> _GOAL_:
Read the records below. Copy each line where the string "Index" occurs.

(Entries from a visual dataset)
+---+

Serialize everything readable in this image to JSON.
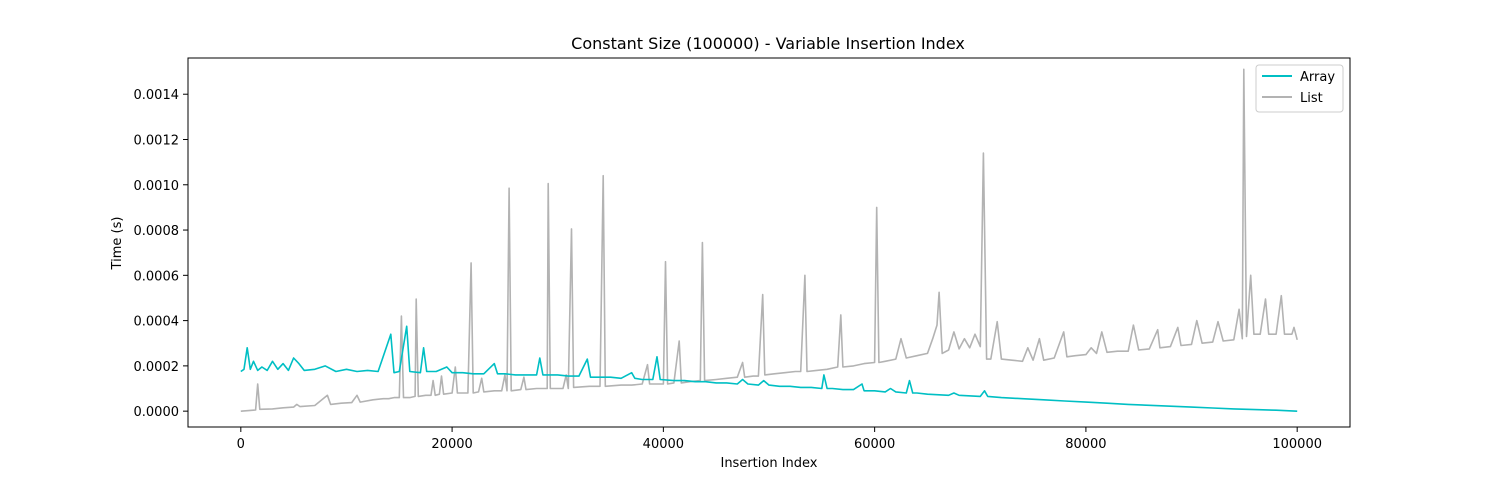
{
  "chart_data": {
    "type": "line",
    "title": "Constant Size (100000) - Variable Insertion Index",
    "xlabel": "Insertion Index",
    "ylabel": "Time (s)",
    "xlim": [
      -5000,
      105000
    ],
    "ylim": [
      -7e-05,
      0.00156
    ],
    "x_ticks": [
      0,
      20000,
      40000,
      60000,
      80000,
      100000
    ],
    "x_tick_labels": [
      "0",
      "20000",
      "40000",
      "60000",
      "80000",
      "100000"
    ],
    "y_ticks": [
      0.0,
      0.0002,
      0.0004,
      0.0006,
      0.0008,
      0.001,
      0.0012,
      0.0014
    ],
    "y_tick_labels": [
      "0.0000",
      "0.0002",
      "0.0004",
      "0.0006",
      "0.0008",
      "0.0010",
      "0.0012",
      "0.0014"
    ],
    "grid": false,
    "legend_position": "top-right",
    "series": [
      {
        "name": "Array",
        "color": "#00bfc4",
        "points": [
          [
            0,
            0.000175
          ],
          [
            300,
            0.000185
          ],
          [
            600,
            0.00028
          ],
          [
            900,
            0.000185
          ],
          [
            1200,
            0.00022
          ],
          [
            1600,
            0.00018
          ],
          [
            2000,
            0.000195
          ],
          [
            2500,
            0.00018
          ],
          [
            3000,
            0.00022
          ],
          [
            3500,
            0.000185
          ],
          [
            4000,
            0.00021
          ],
          [
            4500,
            0.00018
          ],
          [
            5000,
            0.000235
          ],
          [
            5500,
            0.00021
          ],
          [
            6000,
            0.00018
          ],
          [
            7000,
            0.000185
          ],
          [
            8000,
            0.0002
          ],
          [
            9000,
            0.000175
          ],
          [
            10000,
            0.000185
          ],
          [
            11000,
            0.000175
          ],
          [
            12000,
            0.00018
          ],
          [
            13000,
            0.000175
          ],
          [
            14200,
            0.00034
          ],
          [
            14500,
            0.00017
          ],
          [
            15000,
            0.000175
          ],
          [
            15700,
            0.000375
          ],
          [
            16000,
            0.000175
          ],
          [
            17000,
            0.00017
          ],
          [
            17300,
            0.00028
          ],
          [
            17600,
            0.000175
          ],
          [
            18500,
            0.000175
          ],
          [
            19500,
            0.000195
          ],
          [
            20000,
            0.00017
          ],
          [
            21000,
            0.00017
          ],
          [
            22000,
            0.000165
          ],
          [
            23000,
            0.000165
          ],
          [
            24000,
            0.00021
          ],
          [
            24300,
            0.000165
          ],
          [
            25000,
            0.000165
          ],
          [
            26000,
            0.00016
          ],
          [
            27000,
            0.00016
          ],
          [
            28000,
            0.00016
          ],
          [
            28300,
            0.000235
          ],
          [
            28600,
            0.00016
          ],
          [
            30000,
            0.00016
          ],
          [
            31000,
            0.000155
          ],
          [
            32000,
            0.000155
          ],
          [
            32800,
            0.00023
          ],
          [
            33100,
            0.00015
          ],
          [
            34000,
            0.00015
          ],
          [
            35000,
            0.00015
          ],
          [
            36000,
            0.000145
          ],
          [
            37000,
            0.00017
          ],
          [
            37300,
            0.000145
          ],
          [
            38000,
            0.00014
          ],
          [
            39000,
            0.00014
          ],
          [
            39400,
            0.00024
          ],
          [
            39700,
            0.00014
          ],
          [
            41000,
            0.000135
          ],
          [
            42000,
            0.000135
          ],
          [
            43000,
            0.00013
          ],
          [
            44000,
            0.00013
          ],
          [
            45000,
            0.000125
          ],
          [
            46000,
            0.000125
          ],
          [
            47000,
            0.00012
          ],
          [
            47500,
            0.00014
          ],
          [
            48000,
            0.00012
          ],
          [
            49000,
            0.000115
          ],
          [
            49500,
            0.000135
          ],
          [
            50000,
            0.000115
          ],
          [
            51000,
            0.00011
          ],
          [
            52000,
            0.00011
          ],
          [
            53000,
            0.000105
          ],
          [
            54000,
            0.000105
          ],
          [
            55000,
            0.0001
          ],
          [
            55200,
            0.00016
          ],
          [
            55500,
            0.0001
          ],
          [
            56000,
            0.0001
          ],
          [
            57000,
            9.5e-05
          ],
          [
            58000,
            9.5e-05
          ],
          [
            58800,
            0.00012
          ],
          [
            59000,
            9e-05
          ],
          [
            60000,
            9e-05
          ],
          [
            61000,
            8.5e-05
          ],
          [
            61500,
            0.0001
          ],
          [
            62000,
            8.5e-05
          ],
          [
            63000,
            8e-05
          ],
          [
            63300,
            0.000135
          ],
          [
            63600,
            8e-05
          ],
          [
            64000,
            8e-05
          ],
          [
            65000,
            7.5e-05
          ],
          [
            67000,
            7e-05
          ],
          [
            67500,
            8e-05
          ],
          [
            68000,
            7e-05
          ],
          [
            70000,
            6.5e-05
          ],
          [
            70400,
            9e-05
          ],
          [
            70700,
            6.5e-05
          ],
          [
            72000,
            6e-05
          ],
          [
            74000,
            5.5e-05
          ],
          [
            76000,
            5e-05
          ],
          [
            78000,
            4.5e-05
          ],
          [
            80000,
            4e-05
          ],
          [
            82000,
            3.5e-05
          ],
          [
            84000,
            3e-05
          ],
          [
            86000,
            2.6e-05
          ],
          [
            88000,
            2.2e-05
          ],
          [
            90000,
            1.8e-05
          ],
          [
            92000,
            1.4e-05
          ],
          [
            94000,
            1e-05
          ],
          [
            96000,
            7e-06
          ],
          [
            98000,
            4e-06
          ],
          [
            100000,
            0.0
          ]
        ]
      },
      {
        "name": "List",
        "color": "#b3b3b3",
        "points": [
          [
            0,
            0.0
          ],
          [
            1400,
            5e-06
          ],
          [
            1600,
            0.00012
          ],
          [
            1800,
            8e-06
          ],
          [
            3000,
            1e-05
          ],
          [
            4000,
            1.5e-05
          ],
          [
            5000,
            1.8e-05
          ],
          [
            5300,
            3e-05
          ],
          [
            5600,
            2e-05
          ],
          [
            7000,
            2.5e-05
          ],
          [
            8200,
            7e-05
          ],
          [
            8500,
            3e-05
          ],
          [
            9500,
            3.5e-05
          ],
          [
            10500,
            3.8e-05
          ],
          [
            11000,
            7e-05
          ],
          [
            11300,
            4e-05
          ],
          [
            12500,
            5e-05
          ],
          [
            13500,
            5.5e-05
          ],
          [
            14000,
            5.5e-05
          ],
          [
            14500,
            6e-05
          ],
          [
            15000,
            6e-05
          ],
          [
            15200,
            0.00042
          ],
          [
            15400,
            6e-05
          ],
          [
            16000,
            6e-05
          ],
          [
            16500,
            6.5e-05
          ],
          [
            16600,
            0.000495
          ],
          [
            16800,
            6.5e-05
          ],
          [
            17500,
            7e-05
          ],
          [
            18000,
            7e-05
          ],
          [
            18200,
            0.000135
          ],
          [
            18400,
            7e-05
          ],
          [
            18800,
            7.5e-05
          ],
          [
            19000,
            0.000155
          ],
          [
            19200,
            7.5e-05
          ],
          [
            20000,
            8e-05
          ],
          [
            20300,
            0.000195
          ],
          [
            20500,
            8e-05
          ],
          [
            21500,
            8e-05
          ],
          [
            21800,
            0.000655
          ],
          [
            22000,
            8e-05
          ],
          [
            22500,
            8.5e-05
          ],
          [
            22800,
            0.000145
          ],
          [
            23000,
            8.5e-05
          ],
          [
            24000,
            9e-05
          ],
          [
            24700,
            9e-05
          ],
          [
            25000,
            0.00016
          ],
          [
            25200,
            9e-05
          ],
          [
            25400,
            0.000985
          ],
          [
            25600,
            9e-05
          ],
          [
            26500,
            9.5e-05
          ],
          [
            26800,
            0.00015
          ],
          [
            27000,
            9.5e-05
          ],
          [
            28000,
            0.0001
          ],
          [
            29000,
            0.0001
          ],
          [
            29100,
            0.001005
          ],
          [
            29300,
            0.0001
          ],
          [
            30500,
            0.0001
          ],
          [
            30800,
            0.00016
          ],
          [
            31000,
            0.0001
          ],
          [
            31300,
            0.000805
          ],
          [
            31500,
            0.000105
          ],
          [
            33000,
            0.00011
          ],
          [
            34000,
            0.00011
          ],
          [
            34300,
            0.00104
          ],
          [
            34500,
            0.00011
          ],
          [
            36000,
            0.000115
          ],
          [
            37000,
            0.000115
          ],
          [
            38000,
            0.00012
          ],
          [
            38500,
            0.000205
          ],
          [
            38700,
            0.00012
          ],
          [
            39000,
            0.00012
          ],
          [
            40000,
            0.00012
          ],
          [
            40200,
            0.00066
          ],
          [
            40400,
            0.00012
          ],
          [
            41000,
            0.000125
          ],
          [
            41500,
            0.00031
          ],
          [
            41700,
            0.000125
          ],
          [
            42500,
            0.00013
          ],
          [
            43500,
            0.000135
          ],
          [
            43700,
            0.000745
          ],
          [
            43900,
            0.000135
          ],
          [
            45000,
            0.00014
          ],
          [
            46000,
            0.000145
          ],
          [
            47000,
            0.00015
          ],
          [
            47500,
            0.000215
          ],
          [
            47700,
            0.00015
          ],
          [
            48500,
            0.000155
          ],
          [
            49000,
            0.000155
          ],
          [
            49400,
            0.000515
          ],
          [
            49600,
            0.00016
          ],
          [
            50500,
            0.000165
          ],
          [
            51500,
            0.00017
          ],
          [
            52500,
            0.000175
          ],
          [
            53000,
            0.000175
          ],
          [
            53400,
            0.0006
          ],
          [
            53600,
            0.000175
          ],
          [
            54500,
            0.00018
          ],
          [
            55500,
            0.000185
          ],
          [
            56500,
            0.000195
          ],
          [
            56800,
            0.000425
          ],
          [
            57000,
            0.000195
          ],
          [
            58000,
            0.0002
          ],
          [
            59000,
            0.00021
          ],
          [
            60000,
            0.000215
          ],
          [
            60200,
            0.0009
          ],
          [
            60400,
            0.000215
          ],
          [
            61000,
            0.00022
          ],
          [
            62000,
            0.00023
          ],
          [
            62500,
            0.00032
          ],
          [
            63000,
            0.000235
          ],
          [
            64000,
            0.000245
          ],
          [
            65000,
            0.000255
          ],
          [
            65500,
            0.00032
          ],
          [
            65900,
            0.00038
          ],
          [
            66100,
            0.000525
          ],
          [
            66400,
            0.000255
          ],
          [
            67000,
            0.00027
          ],
          [
            67500,
            0.00035
          ],
          [
            68000,
            0.000275
          ],
          [
            68500,
            0.00032
          ],
          [
            69000,
            0.00028
          ],
          [
            69500,
            0.00034
          ],
          [
            70000,
            0.000285
          ],
          [
            70300,
            0.00114
          ],
          [
            70600,
            0.00023
          ],
          [
            71000,
            0.00023
          ],
          [
            71600,
            0.000395
          ],
          [
            72000,
            0.00023
          ],
          [
            73000,
            0.000225
          ],
          [
            74000,
            0.00022
          ],
          [
            74500,
            0.00028
          ],
          [
            75000,
            0.000225
          ],
          [
            75600,
            0.00032
          ],
          [
            76000,
            0.000225
          ],
          [
            77000,
            0.000235
          ],
          [
            77900,
            0.00035
          ],
          [
            78200,
            0.00024
          ],
          [
            79000,
            0.000245
          ],
          [
            80000,
            0.00025
          ],
          [
            80500,
            0.00028
          ],
          [
            81000,
            0.000255
          ],
          [
            81500,
            0.00035
          ],
          [
            82000,
            0.00026
          ],
          [
            83000,
            0.000265
          ],
          [
            84000,
            0.000265
          ],
          [
            84500,
            0.00038
          ],
          [
            85000,
            0.00027
          ],
          [
            86000,
            0.000275
          ],
          [
            86800,
            0.00036
          ],
          [
            87000,
            0.00028
          ],
          [
            88000,
            0.000285
          ],
          [
            88700,
            0.00037
          ],
          [
            89000,
            0.00029
          ],
          [
            90000,
            0.000295
          ],
          [
            90500,
            0.0004
          ],
          [
            91000,
            0.0003
          ],
          [
            92000,
            0.000305
          ],
          [
            92500,
            0.000395
          ],
          [
            93000,
            0.00031
          ],
          [
            94000,
            0.000315
          ],
          [
            94500,
            0.00045
          ],
          [
            94800,
            0.00032
          ],
          [
            94950,
            0.00151
          ],
          [
            95200,
            0.00033
          ],
          [
            95600,
            0.0006
          ],
          [
            95900,
            0.00034
          ],
          [
            96500,
            0.00034
          ],
          [
            97000,
            0.000495
          ],
          [
            97300,
            0.00034
          ],
          [
            98000,
            0.00034
          ],
          [
            98500,
            0.00051
          ],
          [
            98800,
            0.00034
          ],
          [
            99500,
            0.00034
          ],
          [
            99700,
            0.00037
          ],
          [
            100000,
            0.000315
          ]
        ]
      }
    ]
  }
}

+---+

> _OUTPUT FOR THIS EXERCISE_:
    "title": "Constant Size (100000) - Variable Insertion Index",
    "xlabel": "Insertion Index",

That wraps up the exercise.